What is expected: Every entry needs to be printed exactly, please.

Supplied material:
** start **

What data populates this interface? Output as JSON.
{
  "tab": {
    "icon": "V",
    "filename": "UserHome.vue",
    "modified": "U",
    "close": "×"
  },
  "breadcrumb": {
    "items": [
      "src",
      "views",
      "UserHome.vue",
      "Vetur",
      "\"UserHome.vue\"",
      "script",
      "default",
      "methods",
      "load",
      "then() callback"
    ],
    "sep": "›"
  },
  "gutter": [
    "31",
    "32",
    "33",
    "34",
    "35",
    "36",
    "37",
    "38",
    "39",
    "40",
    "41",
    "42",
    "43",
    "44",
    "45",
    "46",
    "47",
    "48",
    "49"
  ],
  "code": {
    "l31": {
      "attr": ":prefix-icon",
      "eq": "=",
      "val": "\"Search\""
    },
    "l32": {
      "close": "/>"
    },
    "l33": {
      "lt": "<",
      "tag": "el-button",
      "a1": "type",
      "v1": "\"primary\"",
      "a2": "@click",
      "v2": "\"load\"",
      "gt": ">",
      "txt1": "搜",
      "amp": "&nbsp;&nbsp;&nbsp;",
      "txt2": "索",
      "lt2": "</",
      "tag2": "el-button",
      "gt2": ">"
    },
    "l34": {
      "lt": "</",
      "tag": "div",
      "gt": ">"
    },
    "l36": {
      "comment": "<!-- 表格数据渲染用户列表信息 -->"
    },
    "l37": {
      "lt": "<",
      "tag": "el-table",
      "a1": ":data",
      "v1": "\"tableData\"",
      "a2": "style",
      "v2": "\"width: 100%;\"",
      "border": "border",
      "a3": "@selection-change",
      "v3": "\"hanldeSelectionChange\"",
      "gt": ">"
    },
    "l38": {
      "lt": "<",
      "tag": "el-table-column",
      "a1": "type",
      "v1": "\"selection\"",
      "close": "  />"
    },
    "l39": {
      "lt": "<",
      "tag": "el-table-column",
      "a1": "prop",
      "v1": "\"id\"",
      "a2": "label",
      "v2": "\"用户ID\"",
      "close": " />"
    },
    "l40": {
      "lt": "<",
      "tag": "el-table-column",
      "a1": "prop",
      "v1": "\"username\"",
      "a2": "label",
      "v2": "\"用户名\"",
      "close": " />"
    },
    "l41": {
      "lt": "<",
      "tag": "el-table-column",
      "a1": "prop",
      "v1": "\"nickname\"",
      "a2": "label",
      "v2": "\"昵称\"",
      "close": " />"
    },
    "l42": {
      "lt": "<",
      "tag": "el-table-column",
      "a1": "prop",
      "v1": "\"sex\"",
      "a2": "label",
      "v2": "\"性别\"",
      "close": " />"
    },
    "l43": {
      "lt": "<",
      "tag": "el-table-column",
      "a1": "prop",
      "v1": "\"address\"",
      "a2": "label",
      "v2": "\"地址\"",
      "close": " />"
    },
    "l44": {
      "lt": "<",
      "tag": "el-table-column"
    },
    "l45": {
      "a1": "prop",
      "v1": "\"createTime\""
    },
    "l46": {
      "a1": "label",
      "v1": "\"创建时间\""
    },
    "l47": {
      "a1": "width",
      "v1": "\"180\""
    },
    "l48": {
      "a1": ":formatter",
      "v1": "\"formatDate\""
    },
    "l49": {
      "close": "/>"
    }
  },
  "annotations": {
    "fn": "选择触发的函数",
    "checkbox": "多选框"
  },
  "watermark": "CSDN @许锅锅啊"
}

** end **

Task solution:
What data populates this interface? Output as JSON.
{
  "tab": {
    "icon": "V",
    "filename": "UserHome.vue",
    "modified": "U",
    "close": "×"
  },
  "breadcrumb": {
    "items": [
      "src",
      "views",
      "UserHome.vue",
      "Vetur",
      "\"UserHome.vue\"",
      "script",
      "default",
      "methods",
      "load",
      "then() callback"
    ],
    "sep": "›"
  },
  "gutter": [
    "31",
    "32",
    "33",
    "34",
    "35",
    "36",
    "37",
    "38",
    "39",
    "40",
    "41",
    "42",
    "43",
    "44",
    "45",
    "46",
    "47",
    "48",
    "49"
  ],
  "code": {
    "l31": {
      "attr": ":prefix-icon",
      "eq": "=",
      "val": "\"Search\""
    },
    "l32": {
      "close": "/>"
    },
    "l33": {
      "lt": "<",
      "tag": "el-button",
      "a1": "type",
      "v1": "\"primary\"",
      "a2": "@click",
      "v2": "\"load\"",
      "gt": ">",
      "txt1": "搜",
      "amp": "&nbsp;&nbsp;&nbsp;",
      "txt2": "索",
      "lt2": "</",
      "tag2": "el-button",
      "gt2": ">"
    },
    "l34": {
      "lt": "</",
      "tag": "div",
      "gt": ">"
    },
    "l36": {
      "comment": "<!-- 表格数据渲染用户列表信息 -->"
    },
    "l37": {
      "lt": "<",
      "tag": "el-table",
      "a1": ":data",
      "v1": "\"tableData\"",
      "a2": "style",
      "v2": "\"width: 100%;\"",
      "border": "border",
      "a3": "@selection-change",
      "v3": "\"hanldeSelectionChange\"",
      "gt": ">"
    },
    "l38": {
      "lt": "<",
      "tag": "el-table-column",
      "a1": "type",
      "v1": "\"selection\"",
      "close": "  />"
    },
    "l39": {
      "lt": "<",
      "tag": "el-table-column",
      "a1": "prop",
      "v1": "\"id\"",
      "a2": "label",
      "v2": "\"用户ID\"",
      "close": " />"
    },
    "l40": {
      "lt": "<",
      "tag": "el-table-column",
      "a1": "prop",
      "v1": "\"username\"",
      "a2": "label",
      "v2": "\"用户名\"",
      "close": " />"
    },
    "l41": {
      "lt": "<",
      "tag": "el-table-column",
      "a1": "prop",
      "v1": "\"nickname\"",
      "a2": "label",
      "v2": "\"昵称\"",
      "close": " />"
    },
    "l42": {
      "lt": "<",
      "tag": "el-table-column",
      "a1": "prop",
      "v1": "\"sex\"",
      "a2": "label",
      "v2": "\"性别\"",
      "close": " />"
    },
    "l43": {
      "lt": "<",
      "tag": "el-table-column",
      "a1": "prop",
      "v1": "\"address\"",
      "a2": "label",
      "v2": "\"地址\"",
      "close": " />"
    },
    "l44": {
      "lt": "<",
      "tag": "el-table-column"
    },
    "l45": {
      "a1": "prop",
      "v1": "\"createTime\""
    },
    "l46": {
      "a1": "label",
      "v1": "\"创建时间\""
    },
    "l47": {
      "a1": "width",
      "v1": "\"180\""
    },
    "l48": {
      "a1": ":formatter",
      "v1": "\"formatDate\""
    },
    "l49": {
      "close": "/>"
    }
  },
  "annotations": {
    "fn": "选择触发的函数",
    "checkbox": "多选框"
  },
  "watermark": "CSDN @许锅锅啊"
}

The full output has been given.